Work to complete =
Only a number is wanted here: the number of lines of the data that include "JSON".
==== Data for processing ====
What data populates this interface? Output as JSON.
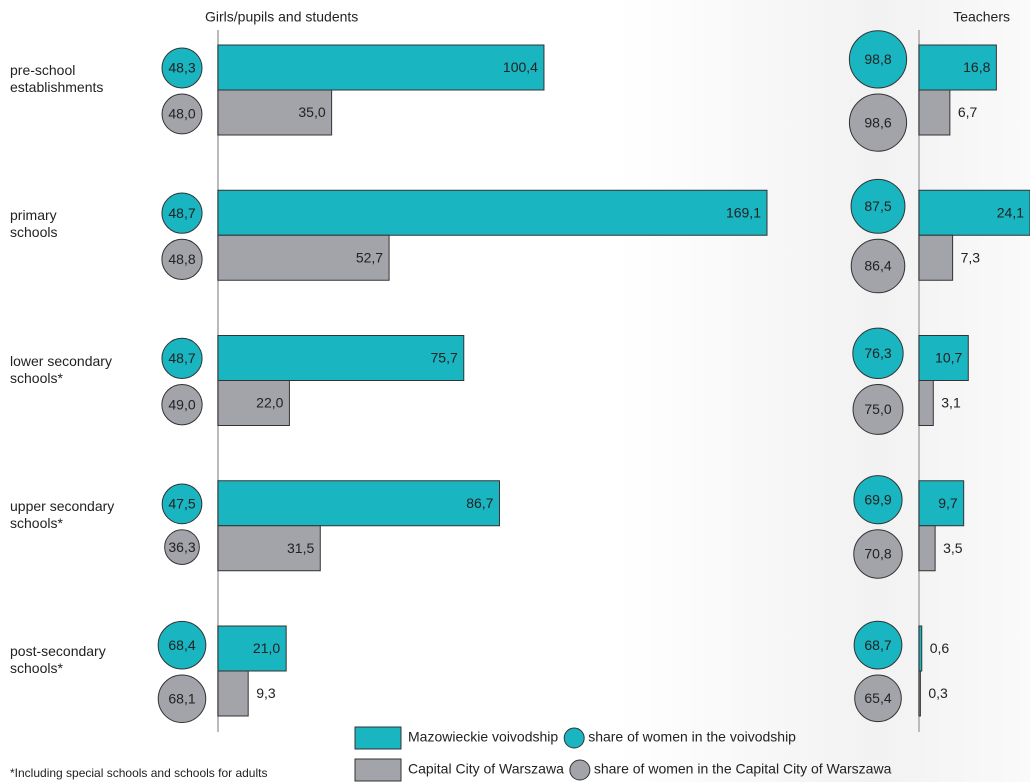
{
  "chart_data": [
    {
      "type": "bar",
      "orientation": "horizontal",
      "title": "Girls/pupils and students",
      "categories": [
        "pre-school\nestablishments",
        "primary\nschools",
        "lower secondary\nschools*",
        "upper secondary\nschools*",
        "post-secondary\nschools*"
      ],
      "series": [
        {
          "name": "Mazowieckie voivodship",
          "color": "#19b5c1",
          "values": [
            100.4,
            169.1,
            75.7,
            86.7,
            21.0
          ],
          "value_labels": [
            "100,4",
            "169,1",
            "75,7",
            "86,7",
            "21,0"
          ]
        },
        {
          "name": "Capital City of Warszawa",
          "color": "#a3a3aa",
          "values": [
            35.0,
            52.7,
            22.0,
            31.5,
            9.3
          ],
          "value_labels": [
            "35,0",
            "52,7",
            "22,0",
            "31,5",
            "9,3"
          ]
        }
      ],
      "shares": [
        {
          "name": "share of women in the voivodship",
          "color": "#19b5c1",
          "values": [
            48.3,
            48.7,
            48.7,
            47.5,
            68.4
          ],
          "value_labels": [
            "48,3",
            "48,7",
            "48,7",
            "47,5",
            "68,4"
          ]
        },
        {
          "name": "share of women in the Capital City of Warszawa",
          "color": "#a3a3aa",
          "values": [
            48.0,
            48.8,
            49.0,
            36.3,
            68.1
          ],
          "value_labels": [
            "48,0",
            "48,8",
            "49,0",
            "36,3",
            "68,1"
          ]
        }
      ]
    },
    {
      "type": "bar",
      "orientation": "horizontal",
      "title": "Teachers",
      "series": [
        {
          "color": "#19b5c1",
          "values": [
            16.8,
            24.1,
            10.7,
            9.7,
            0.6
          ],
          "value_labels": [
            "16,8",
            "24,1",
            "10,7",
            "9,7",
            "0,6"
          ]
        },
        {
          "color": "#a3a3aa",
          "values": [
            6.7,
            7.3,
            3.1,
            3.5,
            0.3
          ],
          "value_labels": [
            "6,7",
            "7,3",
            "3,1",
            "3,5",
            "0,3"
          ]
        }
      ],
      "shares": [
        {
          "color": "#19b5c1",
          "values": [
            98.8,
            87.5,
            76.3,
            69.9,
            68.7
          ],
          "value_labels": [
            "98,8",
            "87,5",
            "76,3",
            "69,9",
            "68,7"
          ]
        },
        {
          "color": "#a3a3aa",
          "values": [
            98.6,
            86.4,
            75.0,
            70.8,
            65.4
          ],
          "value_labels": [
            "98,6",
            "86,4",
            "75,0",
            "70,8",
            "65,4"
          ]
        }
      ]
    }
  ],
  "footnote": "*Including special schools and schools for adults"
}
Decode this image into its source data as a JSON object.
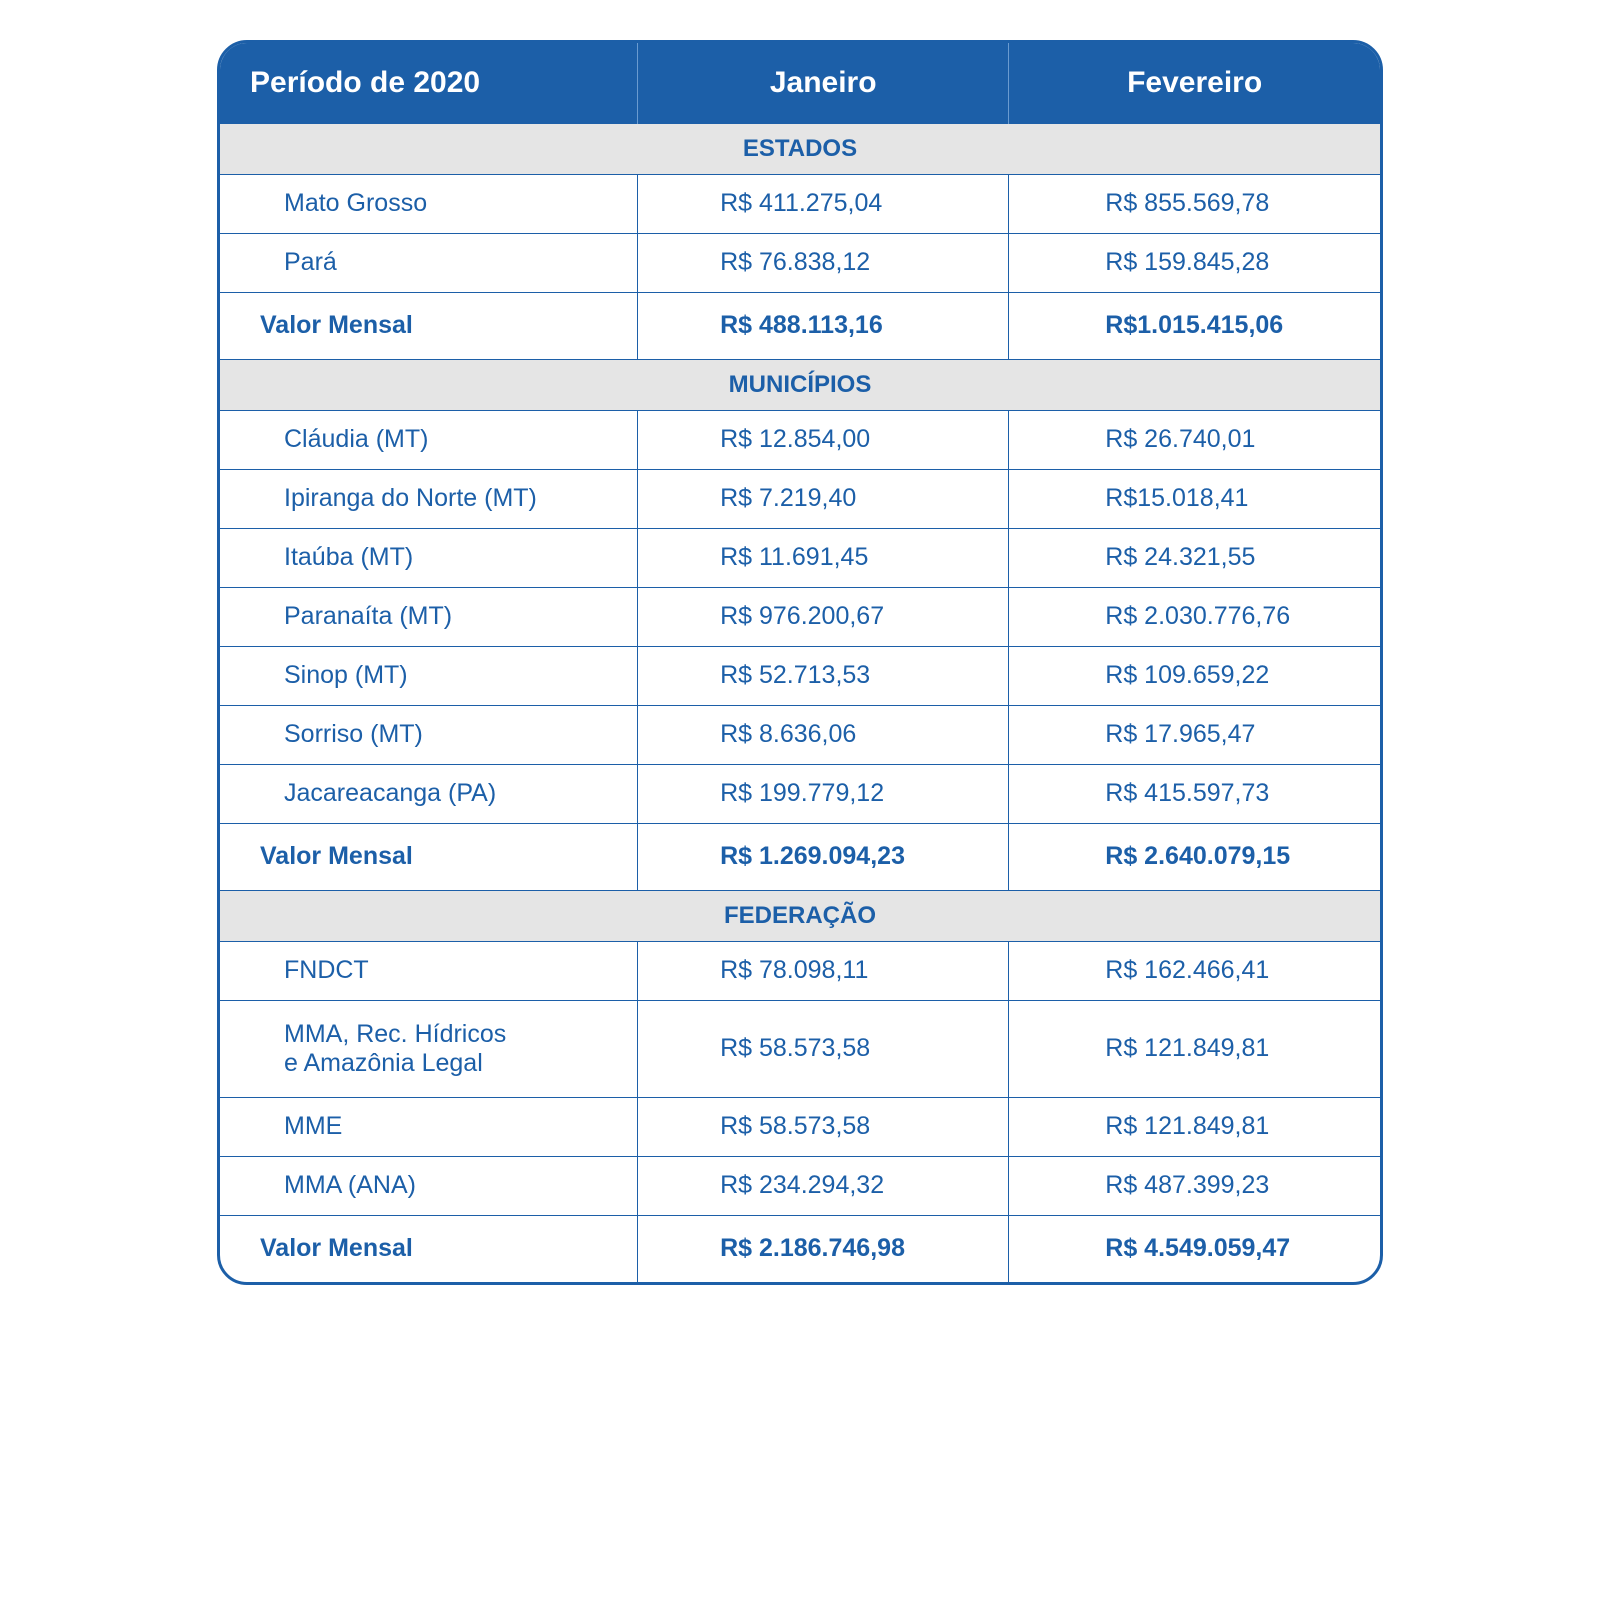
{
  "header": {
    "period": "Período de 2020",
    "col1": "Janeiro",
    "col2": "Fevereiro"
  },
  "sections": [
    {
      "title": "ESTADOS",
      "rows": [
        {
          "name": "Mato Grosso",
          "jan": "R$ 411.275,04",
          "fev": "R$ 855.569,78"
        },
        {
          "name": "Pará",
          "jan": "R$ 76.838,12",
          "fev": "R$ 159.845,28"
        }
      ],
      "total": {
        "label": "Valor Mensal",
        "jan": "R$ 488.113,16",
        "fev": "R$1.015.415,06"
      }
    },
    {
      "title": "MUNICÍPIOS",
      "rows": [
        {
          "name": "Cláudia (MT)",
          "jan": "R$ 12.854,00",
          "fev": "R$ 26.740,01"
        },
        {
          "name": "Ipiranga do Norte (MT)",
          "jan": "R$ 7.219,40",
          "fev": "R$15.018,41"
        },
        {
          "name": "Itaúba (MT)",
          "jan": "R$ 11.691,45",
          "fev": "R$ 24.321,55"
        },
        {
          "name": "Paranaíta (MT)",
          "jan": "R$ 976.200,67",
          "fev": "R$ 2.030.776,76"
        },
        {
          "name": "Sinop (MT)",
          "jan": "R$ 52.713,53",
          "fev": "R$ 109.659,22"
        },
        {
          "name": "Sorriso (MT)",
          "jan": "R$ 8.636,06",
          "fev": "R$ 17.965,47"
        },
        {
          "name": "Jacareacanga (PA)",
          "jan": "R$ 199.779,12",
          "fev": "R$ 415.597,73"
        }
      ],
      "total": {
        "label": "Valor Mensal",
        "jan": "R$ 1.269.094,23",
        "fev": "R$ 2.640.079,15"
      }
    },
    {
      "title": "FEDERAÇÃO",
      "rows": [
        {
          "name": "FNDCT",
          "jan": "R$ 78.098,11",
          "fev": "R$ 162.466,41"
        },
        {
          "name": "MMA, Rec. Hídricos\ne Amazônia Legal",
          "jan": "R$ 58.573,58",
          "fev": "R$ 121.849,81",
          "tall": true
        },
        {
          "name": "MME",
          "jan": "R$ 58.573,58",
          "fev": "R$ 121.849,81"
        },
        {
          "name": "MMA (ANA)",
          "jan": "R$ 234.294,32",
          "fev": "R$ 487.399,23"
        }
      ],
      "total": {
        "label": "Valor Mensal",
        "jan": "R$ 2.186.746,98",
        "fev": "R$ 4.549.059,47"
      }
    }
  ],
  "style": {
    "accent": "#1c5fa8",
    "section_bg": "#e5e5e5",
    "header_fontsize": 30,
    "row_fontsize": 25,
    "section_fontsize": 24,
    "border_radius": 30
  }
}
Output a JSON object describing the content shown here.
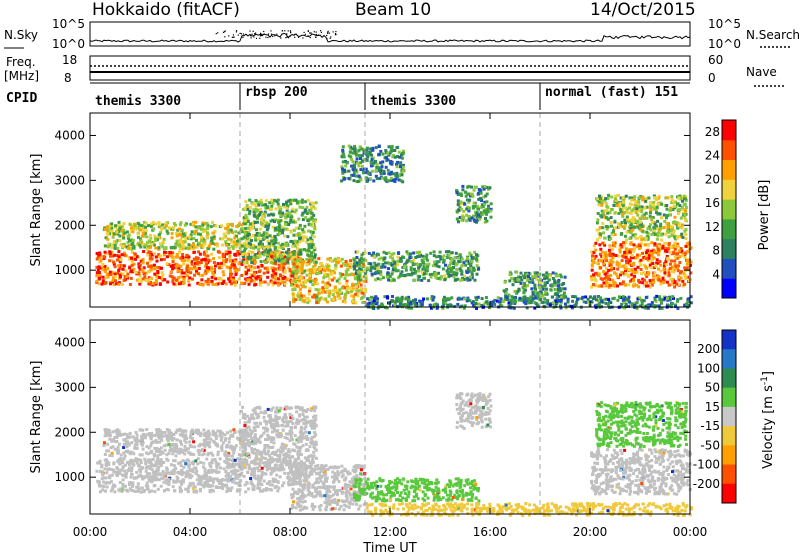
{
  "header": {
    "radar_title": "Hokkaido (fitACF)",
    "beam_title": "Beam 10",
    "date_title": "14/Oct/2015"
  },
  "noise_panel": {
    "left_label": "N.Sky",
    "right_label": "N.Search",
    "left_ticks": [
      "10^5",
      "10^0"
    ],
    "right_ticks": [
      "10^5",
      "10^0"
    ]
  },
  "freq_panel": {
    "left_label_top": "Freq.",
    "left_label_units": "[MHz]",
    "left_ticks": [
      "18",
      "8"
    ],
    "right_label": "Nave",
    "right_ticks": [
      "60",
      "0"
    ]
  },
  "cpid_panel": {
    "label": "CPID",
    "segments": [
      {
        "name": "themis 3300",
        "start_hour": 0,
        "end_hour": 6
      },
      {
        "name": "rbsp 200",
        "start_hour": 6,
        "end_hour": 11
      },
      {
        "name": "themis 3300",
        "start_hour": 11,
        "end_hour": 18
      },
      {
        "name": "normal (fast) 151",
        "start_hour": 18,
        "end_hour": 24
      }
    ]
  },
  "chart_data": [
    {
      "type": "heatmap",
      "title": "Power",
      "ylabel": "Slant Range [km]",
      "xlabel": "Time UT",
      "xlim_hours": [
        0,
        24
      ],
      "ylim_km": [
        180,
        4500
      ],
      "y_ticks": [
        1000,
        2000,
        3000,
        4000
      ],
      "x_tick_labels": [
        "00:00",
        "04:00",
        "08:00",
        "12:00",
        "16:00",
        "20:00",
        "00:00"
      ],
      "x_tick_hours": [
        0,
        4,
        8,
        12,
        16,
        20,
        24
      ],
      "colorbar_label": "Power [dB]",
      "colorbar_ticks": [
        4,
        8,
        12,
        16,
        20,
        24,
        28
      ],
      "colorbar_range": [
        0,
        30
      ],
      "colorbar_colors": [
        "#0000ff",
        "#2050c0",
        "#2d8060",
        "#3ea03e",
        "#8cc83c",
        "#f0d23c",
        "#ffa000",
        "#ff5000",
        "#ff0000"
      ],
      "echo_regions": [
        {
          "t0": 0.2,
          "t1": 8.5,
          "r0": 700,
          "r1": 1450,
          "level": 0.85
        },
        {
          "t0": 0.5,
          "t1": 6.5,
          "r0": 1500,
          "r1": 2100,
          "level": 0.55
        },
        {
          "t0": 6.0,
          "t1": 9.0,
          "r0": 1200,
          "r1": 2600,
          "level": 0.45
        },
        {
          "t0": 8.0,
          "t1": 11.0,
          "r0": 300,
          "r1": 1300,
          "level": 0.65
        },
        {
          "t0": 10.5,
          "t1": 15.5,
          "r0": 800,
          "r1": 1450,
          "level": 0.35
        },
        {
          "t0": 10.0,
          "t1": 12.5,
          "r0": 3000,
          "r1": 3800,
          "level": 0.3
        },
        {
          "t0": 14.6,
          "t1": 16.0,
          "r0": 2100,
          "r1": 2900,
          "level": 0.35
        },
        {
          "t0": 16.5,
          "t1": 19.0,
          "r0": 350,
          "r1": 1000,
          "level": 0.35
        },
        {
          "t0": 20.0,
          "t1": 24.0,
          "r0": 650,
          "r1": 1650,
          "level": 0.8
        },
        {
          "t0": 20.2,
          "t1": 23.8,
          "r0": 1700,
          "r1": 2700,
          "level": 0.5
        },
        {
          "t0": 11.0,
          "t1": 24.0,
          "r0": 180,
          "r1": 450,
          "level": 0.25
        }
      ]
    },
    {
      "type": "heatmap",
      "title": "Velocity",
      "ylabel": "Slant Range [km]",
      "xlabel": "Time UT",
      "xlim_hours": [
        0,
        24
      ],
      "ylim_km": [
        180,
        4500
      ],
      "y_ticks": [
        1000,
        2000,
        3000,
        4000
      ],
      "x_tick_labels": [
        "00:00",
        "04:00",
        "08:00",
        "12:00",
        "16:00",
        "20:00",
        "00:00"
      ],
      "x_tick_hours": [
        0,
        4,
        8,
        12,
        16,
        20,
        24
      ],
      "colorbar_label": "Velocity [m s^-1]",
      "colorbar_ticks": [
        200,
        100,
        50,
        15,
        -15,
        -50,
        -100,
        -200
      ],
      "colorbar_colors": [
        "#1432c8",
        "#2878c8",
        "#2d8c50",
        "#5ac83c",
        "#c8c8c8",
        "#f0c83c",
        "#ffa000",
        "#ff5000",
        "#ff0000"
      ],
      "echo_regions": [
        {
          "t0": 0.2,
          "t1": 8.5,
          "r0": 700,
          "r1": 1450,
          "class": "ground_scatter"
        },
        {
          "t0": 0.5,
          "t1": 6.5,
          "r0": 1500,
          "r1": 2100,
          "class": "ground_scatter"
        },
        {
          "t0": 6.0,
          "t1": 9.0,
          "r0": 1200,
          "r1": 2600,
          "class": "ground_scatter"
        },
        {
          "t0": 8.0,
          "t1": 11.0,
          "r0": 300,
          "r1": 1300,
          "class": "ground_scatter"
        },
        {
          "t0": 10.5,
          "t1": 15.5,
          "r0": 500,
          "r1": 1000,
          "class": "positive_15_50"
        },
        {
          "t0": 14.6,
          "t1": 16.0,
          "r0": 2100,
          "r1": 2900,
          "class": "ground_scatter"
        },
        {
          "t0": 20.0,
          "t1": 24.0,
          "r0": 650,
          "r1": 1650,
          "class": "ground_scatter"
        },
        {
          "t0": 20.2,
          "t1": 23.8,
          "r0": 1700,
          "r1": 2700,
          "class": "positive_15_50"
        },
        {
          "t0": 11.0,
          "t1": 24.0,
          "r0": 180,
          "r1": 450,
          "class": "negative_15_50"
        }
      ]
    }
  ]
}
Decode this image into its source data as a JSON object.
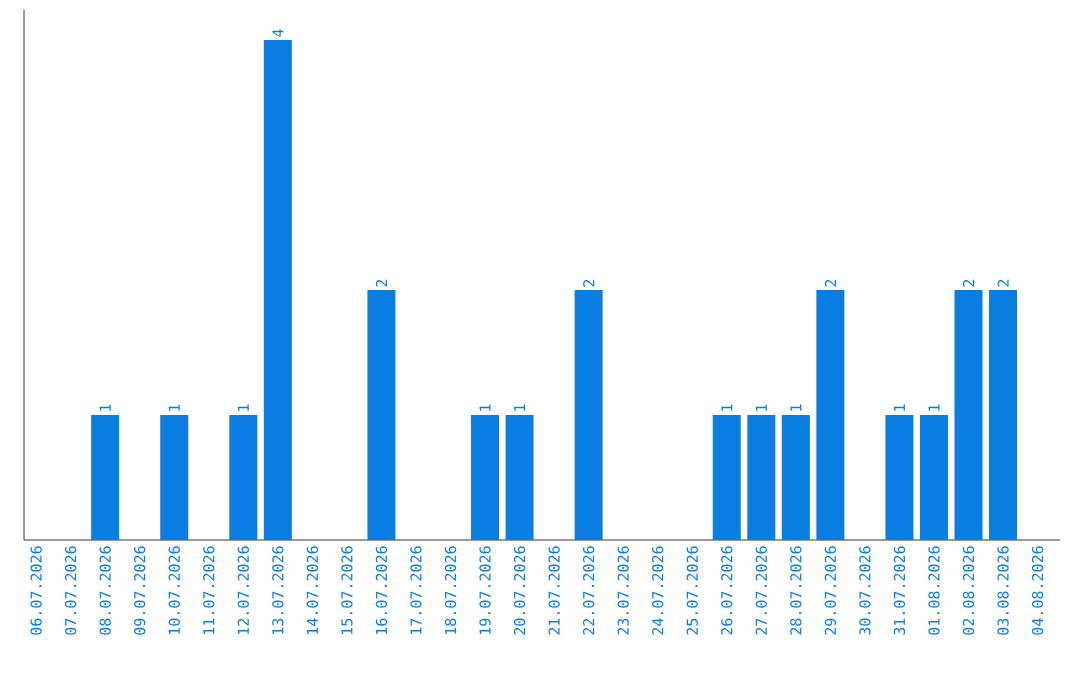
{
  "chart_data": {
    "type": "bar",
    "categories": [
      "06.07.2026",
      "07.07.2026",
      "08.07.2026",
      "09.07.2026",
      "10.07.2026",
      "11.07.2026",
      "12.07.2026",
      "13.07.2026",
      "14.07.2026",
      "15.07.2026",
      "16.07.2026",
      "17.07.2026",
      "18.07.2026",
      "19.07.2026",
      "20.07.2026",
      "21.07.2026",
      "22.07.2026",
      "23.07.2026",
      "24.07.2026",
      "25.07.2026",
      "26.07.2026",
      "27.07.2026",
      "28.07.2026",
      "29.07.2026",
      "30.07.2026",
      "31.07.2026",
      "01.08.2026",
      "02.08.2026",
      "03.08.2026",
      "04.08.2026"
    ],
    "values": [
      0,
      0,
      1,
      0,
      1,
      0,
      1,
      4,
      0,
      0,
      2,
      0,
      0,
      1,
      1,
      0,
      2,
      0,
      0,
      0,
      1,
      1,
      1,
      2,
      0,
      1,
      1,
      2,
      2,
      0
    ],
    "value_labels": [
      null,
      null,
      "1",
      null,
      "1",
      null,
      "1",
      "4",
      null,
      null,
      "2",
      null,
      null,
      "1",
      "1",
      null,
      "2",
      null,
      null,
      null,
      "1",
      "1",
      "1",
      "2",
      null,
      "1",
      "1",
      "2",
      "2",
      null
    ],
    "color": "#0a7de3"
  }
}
====
The solution =
4